RAW DATA:

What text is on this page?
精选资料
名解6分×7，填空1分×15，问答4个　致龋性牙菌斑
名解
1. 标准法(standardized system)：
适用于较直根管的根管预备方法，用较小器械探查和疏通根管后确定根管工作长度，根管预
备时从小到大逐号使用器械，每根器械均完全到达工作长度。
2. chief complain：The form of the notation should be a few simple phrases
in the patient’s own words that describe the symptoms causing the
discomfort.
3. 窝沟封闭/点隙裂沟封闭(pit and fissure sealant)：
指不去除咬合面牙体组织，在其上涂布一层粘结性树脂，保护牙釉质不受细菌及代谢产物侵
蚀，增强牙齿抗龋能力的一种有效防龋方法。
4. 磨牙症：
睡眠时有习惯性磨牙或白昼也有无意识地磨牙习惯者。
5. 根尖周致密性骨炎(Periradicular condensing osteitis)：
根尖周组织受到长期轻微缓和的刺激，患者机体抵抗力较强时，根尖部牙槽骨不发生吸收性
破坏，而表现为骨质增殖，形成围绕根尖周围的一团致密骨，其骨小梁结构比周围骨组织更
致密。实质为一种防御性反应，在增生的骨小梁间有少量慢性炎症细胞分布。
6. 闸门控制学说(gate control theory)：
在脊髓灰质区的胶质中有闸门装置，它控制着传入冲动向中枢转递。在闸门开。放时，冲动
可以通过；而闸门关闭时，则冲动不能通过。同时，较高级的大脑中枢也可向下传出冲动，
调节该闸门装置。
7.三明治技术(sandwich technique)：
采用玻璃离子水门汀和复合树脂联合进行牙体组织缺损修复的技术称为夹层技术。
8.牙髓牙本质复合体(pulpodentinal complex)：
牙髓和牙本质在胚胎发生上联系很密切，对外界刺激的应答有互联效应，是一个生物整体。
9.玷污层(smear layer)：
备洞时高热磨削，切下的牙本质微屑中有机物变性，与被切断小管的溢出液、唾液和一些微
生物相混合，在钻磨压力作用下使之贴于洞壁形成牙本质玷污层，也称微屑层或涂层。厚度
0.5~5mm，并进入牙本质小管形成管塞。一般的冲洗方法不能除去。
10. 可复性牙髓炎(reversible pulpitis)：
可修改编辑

AIM: Exact output of every entry is required.

RESULT BELOW:
What text is on this page?
精选资料
名解6分×7，填空1分×15，问答4个　致龋性牙菌斑
名解
1. 标准法(standardized system)：
适用于较直根管的根管预备方法，用较小器械探查和疏通根管后确定根管工作长度，根管预
备时从小到大逐号使用器械，每根器械均完全到达工作长度。
2. chief complain：The form of the notation should be a few simple phrases
in the patient’s own words that describe the symptoms causing the
discomfort.
3. 窝沟封闭/点隙裂沟封闭(pit and fissure sealant)：
指不去除咬合面牙体组织，在其上涂布一层粘结性树脂，保护牙釉质不受细菌及代谢产物侵
蚀，增强牙齿抗龋能力的一种有效防龋方法。
4. 磨牙症：
睡眠时有习惯性磨牙或白昼也有无意识地磨牙习惯者。
5. 根尖周致密性骨炎(Periradicular condensing osteitis)：
根尖周组织受到长期轻微缓和的刺激，患者机体抵抗力较强时，根尖部牙槽骨不发生吸收性
破坏，而表现为骨质增殖，形成围绕根尖周围的一团致密骨，其骨小梁结构比周围骨组织更
致密。实质为一种防御性反应，在增生的骨小梁间有少量慢性炎症细胞分布。
6. 闸门控制学说(gate control theory)：
在脊髓灰质区的胶质中有闸门装置，它控制着传入冲动向中枢转递。在闸门开。放时，冲动
可以通过；而闸门关闭时，则冲动不能通过。同时，较高级的大脑中枢也可向下传出冲动，
调节该闸门装置。
7.三明治技术(sandwich technique)：
采用玻璃离子水门汀和复合树脂联合进行牙体组织缺损修复的技术称为夹层技术。
8.牙髓牙本质复合体(pulpodentinal complex)：
牙髓和牙本质在胚胎发生上联系很密切，对外界刺激的应答有互联效应，是一个生物整体。
9.玷污层(smear layer)：
备洞时高热磨削，切下的牙本质微屑中有机物变性，与被切断小管的溢出液、唾液和一些微
生物相混合，在钻磨压力作用下使之贴于洞壁形成牙本质玷污层，也称微屑层或涂层。厚度
0.5~5mm，并进入牙本质小管形成管塞。一般的冲洗方法不能除去。
10. 可复性牙髓炎(reversible pulpitis)：
可修改编辑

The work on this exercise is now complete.